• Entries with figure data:
......

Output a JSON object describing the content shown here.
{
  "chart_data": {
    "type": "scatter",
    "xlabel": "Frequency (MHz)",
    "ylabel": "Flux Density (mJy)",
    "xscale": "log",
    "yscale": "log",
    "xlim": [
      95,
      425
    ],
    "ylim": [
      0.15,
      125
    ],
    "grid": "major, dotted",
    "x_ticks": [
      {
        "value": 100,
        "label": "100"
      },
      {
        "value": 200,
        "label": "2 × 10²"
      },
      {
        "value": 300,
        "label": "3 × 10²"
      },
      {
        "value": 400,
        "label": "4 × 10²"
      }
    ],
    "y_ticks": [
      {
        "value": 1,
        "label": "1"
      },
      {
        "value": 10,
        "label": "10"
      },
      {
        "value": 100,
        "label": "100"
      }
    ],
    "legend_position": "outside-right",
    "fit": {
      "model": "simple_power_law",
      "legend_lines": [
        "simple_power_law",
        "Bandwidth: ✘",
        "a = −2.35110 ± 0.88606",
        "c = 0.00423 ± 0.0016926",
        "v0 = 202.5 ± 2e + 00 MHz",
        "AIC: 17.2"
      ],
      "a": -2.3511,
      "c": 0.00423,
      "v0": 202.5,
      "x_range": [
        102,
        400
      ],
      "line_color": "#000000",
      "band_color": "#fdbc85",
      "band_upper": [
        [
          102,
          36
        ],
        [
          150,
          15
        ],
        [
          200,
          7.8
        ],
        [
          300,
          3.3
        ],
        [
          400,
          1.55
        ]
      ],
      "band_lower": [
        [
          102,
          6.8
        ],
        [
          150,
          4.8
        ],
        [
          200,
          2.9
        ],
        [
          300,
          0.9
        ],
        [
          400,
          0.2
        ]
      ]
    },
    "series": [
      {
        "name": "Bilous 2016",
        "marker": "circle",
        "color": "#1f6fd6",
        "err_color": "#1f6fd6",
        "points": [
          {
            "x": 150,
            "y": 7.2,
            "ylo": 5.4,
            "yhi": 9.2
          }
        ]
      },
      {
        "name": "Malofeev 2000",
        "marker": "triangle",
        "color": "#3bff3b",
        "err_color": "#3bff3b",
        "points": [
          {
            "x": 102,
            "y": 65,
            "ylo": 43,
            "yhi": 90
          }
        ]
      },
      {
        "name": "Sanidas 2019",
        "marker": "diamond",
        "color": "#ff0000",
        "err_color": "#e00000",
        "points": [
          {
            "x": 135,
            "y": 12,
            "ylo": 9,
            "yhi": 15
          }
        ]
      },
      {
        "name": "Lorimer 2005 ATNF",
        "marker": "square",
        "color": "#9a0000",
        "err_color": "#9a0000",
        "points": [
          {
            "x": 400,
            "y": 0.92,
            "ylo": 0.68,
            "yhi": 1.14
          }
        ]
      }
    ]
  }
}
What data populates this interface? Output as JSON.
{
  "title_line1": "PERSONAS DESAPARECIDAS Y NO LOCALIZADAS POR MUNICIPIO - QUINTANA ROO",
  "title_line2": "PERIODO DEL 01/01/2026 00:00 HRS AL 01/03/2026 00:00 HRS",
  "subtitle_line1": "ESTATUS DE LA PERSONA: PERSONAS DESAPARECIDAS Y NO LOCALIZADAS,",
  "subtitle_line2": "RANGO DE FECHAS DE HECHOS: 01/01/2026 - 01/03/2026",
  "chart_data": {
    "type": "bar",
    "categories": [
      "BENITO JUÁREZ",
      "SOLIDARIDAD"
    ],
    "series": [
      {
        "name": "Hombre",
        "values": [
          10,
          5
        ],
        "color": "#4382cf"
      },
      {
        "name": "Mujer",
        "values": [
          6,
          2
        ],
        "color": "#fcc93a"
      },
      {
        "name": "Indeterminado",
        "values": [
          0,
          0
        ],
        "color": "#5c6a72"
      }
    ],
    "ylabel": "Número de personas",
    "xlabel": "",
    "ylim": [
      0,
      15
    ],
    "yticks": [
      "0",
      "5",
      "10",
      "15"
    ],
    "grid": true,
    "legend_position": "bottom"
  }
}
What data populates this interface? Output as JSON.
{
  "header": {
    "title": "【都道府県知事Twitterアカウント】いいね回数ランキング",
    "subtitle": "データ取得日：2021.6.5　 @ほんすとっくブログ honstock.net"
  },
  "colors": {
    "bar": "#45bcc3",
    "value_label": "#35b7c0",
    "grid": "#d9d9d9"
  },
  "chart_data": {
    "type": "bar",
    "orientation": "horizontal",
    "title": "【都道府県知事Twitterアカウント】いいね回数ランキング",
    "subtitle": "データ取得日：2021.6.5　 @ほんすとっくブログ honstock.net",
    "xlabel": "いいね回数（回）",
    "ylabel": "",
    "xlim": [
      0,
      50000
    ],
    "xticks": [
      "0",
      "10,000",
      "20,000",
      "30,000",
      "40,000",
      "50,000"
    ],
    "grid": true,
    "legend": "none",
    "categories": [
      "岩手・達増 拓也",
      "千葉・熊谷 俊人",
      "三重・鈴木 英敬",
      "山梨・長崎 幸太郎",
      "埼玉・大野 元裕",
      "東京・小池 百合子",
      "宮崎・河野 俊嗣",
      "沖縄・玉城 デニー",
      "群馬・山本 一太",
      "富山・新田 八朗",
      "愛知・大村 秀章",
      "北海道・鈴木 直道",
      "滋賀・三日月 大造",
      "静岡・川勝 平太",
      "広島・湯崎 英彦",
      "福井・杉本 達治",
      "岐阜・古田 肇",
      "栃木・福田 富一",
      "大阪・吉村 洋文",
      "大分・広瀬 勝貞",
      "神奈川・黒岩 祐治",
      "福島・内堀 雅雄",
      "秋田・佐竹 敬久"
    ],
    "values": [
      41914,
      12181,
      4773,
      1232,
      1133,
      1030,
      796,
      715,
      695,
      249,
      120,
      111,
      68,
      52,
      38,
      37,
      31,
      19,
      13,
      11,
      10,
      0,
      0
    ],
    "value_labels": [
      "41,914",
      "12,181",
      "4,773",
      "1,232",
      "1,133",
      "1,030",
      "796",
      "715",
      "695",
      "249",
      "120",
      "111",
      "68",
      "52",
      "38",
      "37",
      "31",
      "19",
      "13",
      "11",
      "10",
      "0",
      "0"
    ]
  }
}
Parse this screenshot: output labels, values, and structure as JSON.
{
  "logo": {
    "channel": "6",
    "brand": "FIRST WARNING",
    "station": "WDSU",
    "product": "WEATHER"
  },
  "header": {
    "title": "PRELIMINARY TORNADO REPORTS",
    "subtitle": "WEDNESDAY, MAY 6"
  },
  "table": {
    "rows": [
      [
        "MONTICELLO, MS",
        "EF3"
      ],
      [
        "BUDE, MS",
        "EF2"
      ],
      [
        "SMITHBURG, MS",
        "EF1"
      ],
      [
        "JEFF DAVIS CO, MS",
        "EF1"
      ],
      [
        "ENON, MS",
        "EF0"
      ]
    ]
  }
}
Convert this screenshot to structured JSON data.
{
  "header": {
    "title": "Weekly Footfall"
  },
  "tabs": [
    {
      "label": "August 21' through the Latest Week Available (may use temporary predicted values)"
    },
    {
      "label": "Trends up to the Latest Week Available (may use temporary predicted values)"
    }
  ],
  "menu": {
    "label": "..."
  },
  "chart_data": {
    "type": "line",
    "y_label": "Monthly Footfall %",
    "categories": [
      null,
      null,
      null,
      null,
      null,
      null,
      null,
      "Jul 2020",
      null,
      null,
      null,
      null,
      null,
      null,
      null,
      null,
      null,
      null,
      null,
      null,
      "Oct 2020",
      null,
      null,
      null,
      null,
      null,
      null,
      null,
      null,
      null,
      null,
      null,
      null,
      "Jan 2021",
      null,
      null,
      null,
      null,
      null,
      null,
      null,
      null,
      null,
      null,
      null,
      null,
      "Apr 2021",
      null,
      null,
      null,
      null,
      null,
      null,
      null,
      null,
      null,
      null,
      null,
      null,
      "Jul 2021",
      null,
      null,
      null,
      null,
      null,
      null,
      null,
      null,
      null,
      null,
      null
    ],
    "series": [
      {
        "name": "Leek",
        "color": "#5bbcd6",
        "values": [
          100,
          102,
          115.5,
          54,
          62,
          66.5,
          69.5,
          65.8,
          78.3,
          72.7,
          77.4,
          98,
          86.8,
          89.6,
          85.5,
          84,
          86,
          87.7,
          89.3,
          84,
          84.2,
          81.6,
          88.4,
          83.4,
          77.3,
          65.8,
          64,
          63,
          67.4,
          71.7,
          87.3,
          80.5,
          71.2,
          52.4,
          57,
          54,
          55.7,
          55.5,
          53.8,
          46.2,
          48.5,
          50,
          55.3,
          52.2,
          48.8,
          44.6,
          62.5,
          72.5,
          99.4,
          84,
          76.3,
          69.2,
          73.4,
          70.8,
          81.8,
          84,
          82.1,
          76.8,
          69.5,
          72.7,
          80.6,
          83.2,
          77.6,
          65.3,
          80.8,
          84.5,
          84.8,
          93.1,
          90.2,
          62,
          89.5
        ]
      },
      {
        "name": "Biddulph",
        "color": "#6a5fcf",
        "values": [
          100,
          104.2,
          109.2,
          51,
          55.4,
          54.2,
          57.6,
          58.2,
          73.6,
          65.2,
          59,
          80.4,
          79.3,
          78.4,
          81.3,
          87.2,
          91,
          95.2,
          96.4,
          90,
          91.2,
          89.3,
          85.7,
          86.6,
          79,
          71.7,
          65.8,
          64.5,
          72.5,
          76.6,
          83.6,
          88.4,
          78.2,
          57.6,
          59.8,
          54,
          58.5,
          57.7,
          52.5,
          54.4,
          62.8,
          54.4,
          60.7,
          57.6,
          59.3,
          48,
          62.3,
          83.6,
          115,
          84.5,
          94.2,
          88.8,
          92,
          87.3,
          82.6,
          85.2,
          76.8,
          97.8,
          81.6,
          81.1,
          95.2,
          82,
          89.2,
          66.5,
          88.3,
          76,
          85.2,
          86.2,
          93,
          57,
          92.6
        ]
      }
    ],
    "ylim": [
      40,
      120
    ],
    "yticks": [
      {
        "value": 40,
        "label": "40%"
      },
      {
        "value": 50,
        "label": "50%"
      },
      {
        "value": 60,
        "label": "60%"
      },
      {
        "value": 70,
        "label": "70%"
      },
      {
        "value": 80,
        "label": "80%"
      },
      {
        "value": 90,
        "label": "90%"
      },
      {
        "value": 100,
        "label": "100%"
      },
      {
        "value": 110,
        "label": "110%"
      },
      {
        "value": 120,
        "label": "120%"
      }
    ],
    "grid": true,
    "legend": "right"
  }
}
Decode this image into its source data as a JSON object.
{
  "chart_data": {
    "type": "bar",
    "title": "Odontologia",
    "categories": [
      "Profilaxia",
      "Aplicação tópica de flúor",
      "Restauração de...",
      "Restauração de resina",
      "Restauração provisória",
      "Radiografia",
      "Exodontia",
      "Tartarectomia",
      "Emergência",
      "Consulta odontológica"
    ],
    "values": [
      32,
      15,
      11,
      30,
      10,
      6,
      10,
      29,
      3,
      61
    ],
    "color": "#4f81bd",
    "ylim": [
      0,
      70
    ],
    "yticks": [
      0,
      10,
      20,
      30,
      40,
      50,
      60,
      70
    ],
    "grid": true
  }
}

......

• PROBLEM: Scan the records above, count the lines with "DESAPARECIDAS" in them, and give only the number.

• SOLUTION FOR THIS PROBLEM: 2